::: Data

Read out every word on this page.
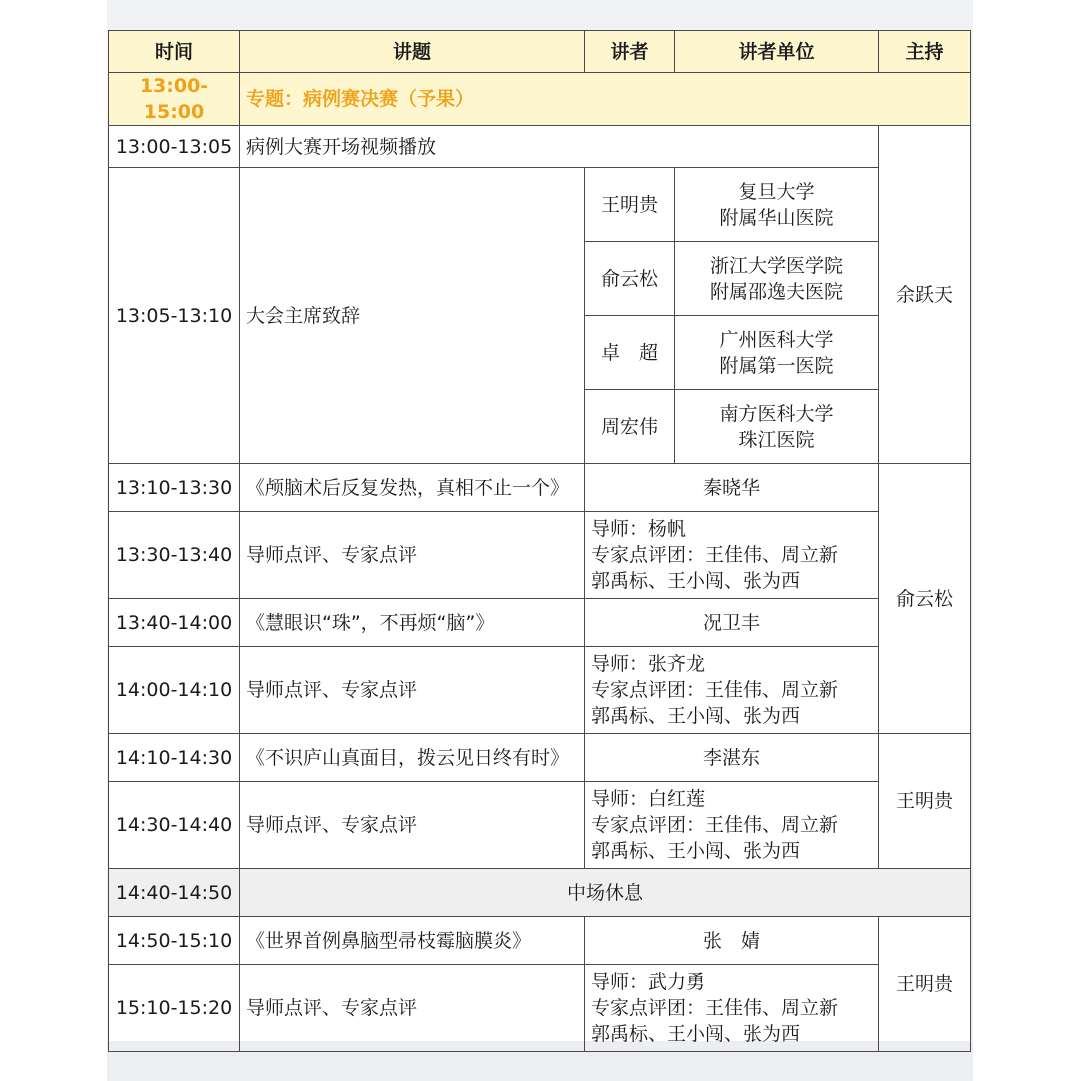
时间	讲题	讲者	讲者单位	主持
13:00-15:00	专题：病例赛决赛（予果）			
13:00-13:05	病例大赛开场视频播放			余跃天
13:05-13:10	大会主席致辞	王明贵	复旦大学
附属华山医院	

		俞云松	浙江大学医学院
附属邵逸夫医院	

		卓　超	广州医科大学
附属第一医院	

		周宏伟	南方医科大学
珠江医院	

13:10-13:30	《颅脑术后反复发热，真相不止一个》	秦晓华		俞云松
13:30-13:40	导师点评、专家点评	导师：杨帆
专家点评团：王佳伟、周立新
郭禹标、王小闯、张为西		

13:40-14:00	《慧眼识“珠”，不再烦“脑”》	况卫丰		
14:00-14:10	导师点评、专家点评	导师：张齐龙
专家点评团：王佳伟、周立新
郭禹标、王小闯、张为西		

14:10-14:30	《不识庐山真面目，拨云见日终有时》	李湛东		王明贵
14:30-14:40	导师点评、专家点评	导师：白红莲
专家点评团：王佳伟、周立新
郭禹标、王小闯、张为西		

14:40-14:50	中场休息			
14:50-15:10	《世界首例鼻脑型帚枝霉脑膜炎》	张　婧		王明贵
15:10-15:20	导师点评、专家点评	导师：武力勇
专家点评团：王佳伟、周立新
郭禹标、王小闯、张为西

::::::

| Directions |
The records above must be echoed exactly, minus their pictures.

| Full answer |
Read out every word on this page.
时间	讲题	讲者	讲者单位	主持
13:00-15:00	专题：病例赛决赛（予果）			
13:00-13:05	病例大赛开场视频播放			余跃天
13:05-13:10	大会主席致辞	王明贵	复旦大学
附属华山医院	

		俞云松	浙江大学医学院
附属邵逸夫医院	

		卓　超	广州医科大学
附属第一医院	

		周宏伟	南方医科大学
珠江医院	

13:10-13:30	《颅脑术后反复发热，真相不止一个》	秦晓华		俞云松
13:30-13:40	导师点评、专家点评	导师：杨帆
专家点评团：王佳伟、周立新
郭禹标、王小闯、张为西		

13:40-14:00	《慧眼识“珠”，不再烦“脑”》	况卫丰		
14:00-14:10	导师点评、专家点评	导师：张齐龙
专家点评团：王佳伟、周立新
郭禹标、王小闯、张为西		

14:10-14:30	《不识庐山真面目，拨云见日终有时》	李湛东		王明贵
14:30-14:40	导师点评、专家点评	导师：白红莲
专家点评团：王佳伟、周立新
郭禹标、王小闯、张为西		

14:40-14:50	中场休息			
14:50-15:10	《世界首例鼻脑型帚枝霉脑膜炎》	张　婧		王明贵
15:10-15:20	导师点评、专家点评	导师：武力勇
专家点评团：王佳伟、周立新
郭禹标、王小闯、张为西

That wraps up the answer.